Job |
Tally the lines that hold the string "this", and reply with the count alone.

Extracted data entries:
/---

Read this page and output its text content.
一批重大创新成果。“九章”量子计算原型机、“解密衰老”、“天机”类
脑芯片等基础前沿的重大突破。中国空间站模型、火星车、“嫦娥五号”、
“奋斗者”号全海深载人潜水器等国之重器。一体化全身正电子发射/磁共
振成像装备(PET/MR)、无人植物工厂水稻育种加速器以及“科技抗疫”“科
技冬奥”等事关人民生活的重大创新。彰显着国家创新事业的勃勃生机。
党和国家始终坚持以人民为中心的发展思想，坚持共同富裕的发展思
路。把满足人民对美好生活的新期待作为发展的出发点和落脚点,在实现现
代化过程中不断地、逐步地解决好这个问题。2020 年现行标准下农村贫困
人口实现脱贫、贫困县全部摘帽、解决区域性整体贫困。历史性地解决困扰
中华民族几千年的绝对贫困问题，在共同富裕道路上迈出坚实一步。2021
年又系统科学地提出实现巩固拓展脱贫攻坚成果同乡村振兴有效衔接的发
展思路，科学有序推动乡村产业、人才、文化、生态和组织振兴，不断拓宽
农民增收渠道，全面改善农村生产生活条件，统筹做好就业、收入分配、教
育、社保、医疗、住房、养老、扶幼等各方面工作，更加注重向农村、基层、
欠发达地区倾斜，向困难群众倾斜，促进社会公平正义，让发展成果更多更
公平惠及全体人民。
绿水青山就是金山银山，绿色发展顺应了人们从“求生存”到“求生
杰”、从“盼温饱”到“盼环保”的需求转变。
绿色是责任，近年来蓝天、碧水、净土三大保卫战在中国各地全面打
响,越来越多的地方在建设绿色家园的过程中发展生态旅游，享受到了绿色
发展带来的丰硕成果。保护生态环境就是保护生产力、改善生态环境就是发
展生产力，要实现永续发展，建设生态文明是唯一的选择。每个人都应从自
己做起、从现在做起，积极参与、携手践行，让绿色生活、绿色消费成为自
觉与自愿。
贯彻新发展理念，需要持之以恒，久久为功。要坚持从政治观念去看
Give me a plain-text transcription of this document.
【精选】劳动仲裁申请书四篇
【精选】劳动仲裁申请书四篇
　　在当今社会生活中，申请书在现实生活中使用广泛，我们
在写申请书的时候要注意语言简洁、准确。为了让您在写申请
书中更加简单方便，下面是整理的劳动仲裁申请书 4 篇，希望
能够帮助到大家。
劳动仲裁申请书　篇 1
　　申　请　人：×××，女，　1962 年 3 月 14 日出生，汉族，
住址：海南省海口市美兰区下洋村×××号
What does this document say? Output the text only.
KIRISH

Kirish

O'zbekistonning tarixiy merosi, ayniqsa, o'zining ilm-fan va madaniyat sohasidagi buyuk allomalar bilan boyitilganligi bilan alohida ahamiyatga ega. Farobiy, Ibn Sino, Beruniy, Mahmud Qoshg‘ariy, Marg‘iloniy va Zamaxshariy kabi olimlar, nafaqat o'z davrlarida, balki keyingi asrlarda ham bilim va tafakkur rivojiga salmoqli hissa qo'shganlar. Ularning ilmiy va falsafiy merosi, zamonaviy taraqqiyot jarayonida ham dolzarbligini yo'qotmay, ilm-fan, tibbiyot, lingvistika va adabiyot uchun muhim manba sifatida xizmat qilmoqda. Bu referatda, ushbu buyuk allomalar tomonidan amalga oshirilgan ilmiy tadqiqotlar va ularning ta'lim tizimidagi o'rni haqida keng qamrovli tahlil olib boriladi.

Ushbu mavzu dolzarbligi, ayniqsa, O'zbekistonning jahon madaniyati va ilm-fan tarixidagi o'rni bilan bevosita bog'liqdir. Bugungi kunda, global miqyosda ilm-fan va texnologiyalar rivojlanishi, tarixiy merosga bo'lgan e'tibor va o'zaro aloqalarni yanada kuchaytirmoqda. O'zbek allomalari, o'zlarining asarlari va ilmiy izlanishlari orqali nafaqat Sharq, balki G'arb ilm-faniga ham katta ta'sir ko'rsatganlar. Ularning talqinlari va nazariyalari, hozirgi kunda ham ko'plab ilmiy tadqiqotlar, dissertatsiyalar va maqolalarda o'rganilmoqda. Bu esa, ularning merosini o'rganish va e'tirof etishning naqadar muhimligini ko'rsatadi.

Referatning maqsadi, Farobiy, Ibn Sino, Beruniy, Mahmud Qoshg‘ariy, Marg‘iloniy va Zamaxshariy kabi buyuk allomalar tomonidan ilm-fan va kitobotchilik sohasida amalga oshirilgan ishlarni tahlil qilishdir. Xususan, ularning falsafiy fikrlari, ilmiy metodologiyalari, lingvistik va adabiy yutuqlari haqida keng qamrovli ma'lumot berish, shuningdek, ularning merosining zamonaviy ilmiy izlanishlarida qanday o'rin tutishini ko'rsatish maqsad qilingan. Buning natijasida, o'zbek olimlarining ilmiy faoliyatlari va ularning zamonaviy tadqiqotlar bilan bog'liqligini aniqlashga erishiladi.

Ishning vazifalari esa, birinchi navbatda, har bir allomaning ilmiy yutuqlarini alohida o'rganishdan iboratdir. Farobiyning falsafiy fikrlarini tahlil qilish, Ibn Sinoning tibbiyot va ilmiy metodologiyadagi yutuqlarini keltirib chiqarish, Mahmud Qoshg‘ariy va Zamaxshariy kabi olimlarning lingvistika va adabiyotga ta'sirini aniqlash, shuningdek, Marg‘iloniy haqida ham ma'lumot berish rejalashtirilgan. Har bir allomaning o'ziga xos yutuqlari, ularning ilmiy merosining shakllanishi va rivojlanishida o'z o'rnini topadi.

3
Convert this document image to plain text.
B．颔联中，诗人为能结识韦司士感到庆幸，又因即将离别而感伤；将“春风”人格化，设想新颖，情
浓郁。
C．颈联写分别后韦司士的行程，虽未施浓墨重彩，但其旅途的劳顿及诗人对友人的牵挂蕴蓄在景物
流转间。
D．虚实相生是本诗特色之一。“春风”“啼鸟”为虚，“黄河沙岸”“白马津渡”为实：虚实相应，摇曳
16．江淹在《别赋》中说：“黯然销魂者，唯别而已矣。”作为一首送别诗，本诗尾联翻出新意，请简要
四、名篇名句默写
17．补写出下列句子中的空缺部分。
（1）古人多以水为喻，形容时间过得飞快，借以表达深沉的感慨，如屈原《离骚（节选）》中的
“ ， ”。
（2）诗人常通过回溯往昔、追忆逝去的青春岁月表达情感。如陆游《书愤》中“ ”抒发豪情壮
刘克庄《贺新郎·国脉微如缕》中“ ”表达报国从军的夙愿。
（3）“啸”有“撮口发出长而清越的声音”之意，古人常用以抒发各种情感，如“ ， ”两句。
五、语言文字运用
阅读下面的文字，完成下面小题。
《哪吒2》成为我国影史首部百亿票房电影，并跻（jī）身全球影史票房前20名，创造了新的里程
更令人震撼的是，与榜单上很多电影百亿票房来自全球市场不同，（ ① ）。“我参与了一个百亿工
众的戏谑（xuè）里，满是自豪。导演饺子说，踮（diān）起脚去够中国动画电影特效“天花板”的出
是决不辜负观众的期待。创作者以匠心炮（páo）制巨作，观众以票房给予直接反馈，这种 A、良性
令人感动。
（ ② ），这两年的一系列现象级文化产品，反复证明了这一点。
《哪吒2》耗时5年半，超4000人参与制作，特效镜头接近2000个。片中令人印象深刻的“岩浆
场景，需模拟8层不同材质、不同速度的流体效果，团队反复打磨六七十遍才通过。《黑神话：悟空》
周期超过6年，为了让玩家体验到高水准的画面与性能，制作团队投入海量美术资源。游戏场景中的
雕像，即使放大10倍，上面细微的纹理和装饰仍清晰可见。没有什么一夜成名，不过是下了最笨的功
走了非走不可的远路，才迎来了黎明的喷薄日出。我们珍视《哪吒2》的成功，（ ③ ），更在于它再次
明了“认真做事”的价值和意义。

\---

Right answer |
4